**Saved entries**
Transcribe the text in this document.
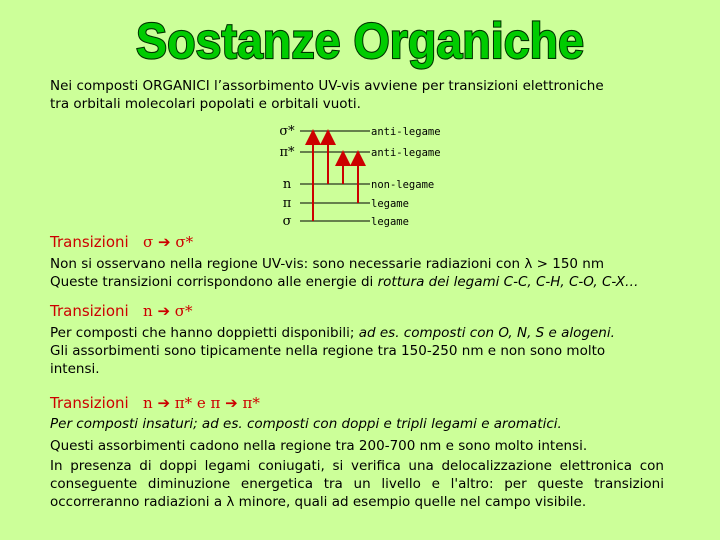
Sostanze Organiche
Nei composti ORGANICI l’assorbimento UV-vis avviene per transizioni elettroniche
tra orbitali molecolari popolati e orbitali vuoti.
σ*	anti-legame
π*	anti-legame
n	non-legame
π	legame
σ	legame
Transizioni σ ➔ σ*
Non si osservano nella regione UV-vis: sono necessarie radiazioni con λ > 150 nm
Queste transizioni corrispondono alle energie di rottura dei legami C-C, C-H, C-O, C-X…
Transizioni n ➔ σ*
Per composti che hanno doppietti disponibili; ad es. composti con O, N, S e alogeni.
Gli assorbimenti sono tipicamente nella regione tra 150-250 nm e non sono molto intensi.
Transizioni n ➔ π* e π ➔ π*
Per composti insaturi; ad es. composti con doppi e tripli legami e aromatici.
Questi assorbimenti cadono nella regione tra 200-700 nm e sono molto intensi.
In presenza di doppi legami coniugati, si verifica una delocalizzazione elettronica con conseguente diminuzione energetica tra un livello e l'altro: per queste transizioni occorreranno radiazioni a λ minore, quali ad esempio quelle nel campo visibile.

**Goal of the exercise**
Repeat the material above in full and exactly, apart from the pictures.

**The solution**
Transcribe the text in this document.
Sostanze Organiche
Nei composti ORGANICI l’assorbimento UV-vis avviene per transizioni elettroniche
tra orbitali molecolari popolati e orbitali vuoti.
σ*	anti-legame
π*	anti-legame
n	non-legame
π	legame
σ	legame
Transizioni σ ➔ σ*
Non si osservano nella regione UV-vis: sono necessarie radiazioni con λ > 150 nm
Queste transizioni corrispondono alle energie di rottura dei legami C-C, C-H, C-O, C-X…
Transizioni n ➔ σ*
Per composti che hanno doppietti disponibili; ad es. composti con O, N, S e alogeni.
Gli assorbimenti sono tipicamente nella regione tra 150-250 nm e non sono molto intensi.
Transizioni n ➔ π* e π ➔ π*
Per composti insaturi; ad es. composti con doppi e tripli legami e aromatici.
Questi assorbimenti cadono nella regione tra 200-700 nm e sono molto intensi.
In presenza di doppi legami coniugati, si verifica una delocalizzazione elettronica con conseguente diminuzione energetica tra un livello e l'altro: per queste transizioni occorreranno radiazioni a λ minore, quali ad esempio quelle nel campo visibile.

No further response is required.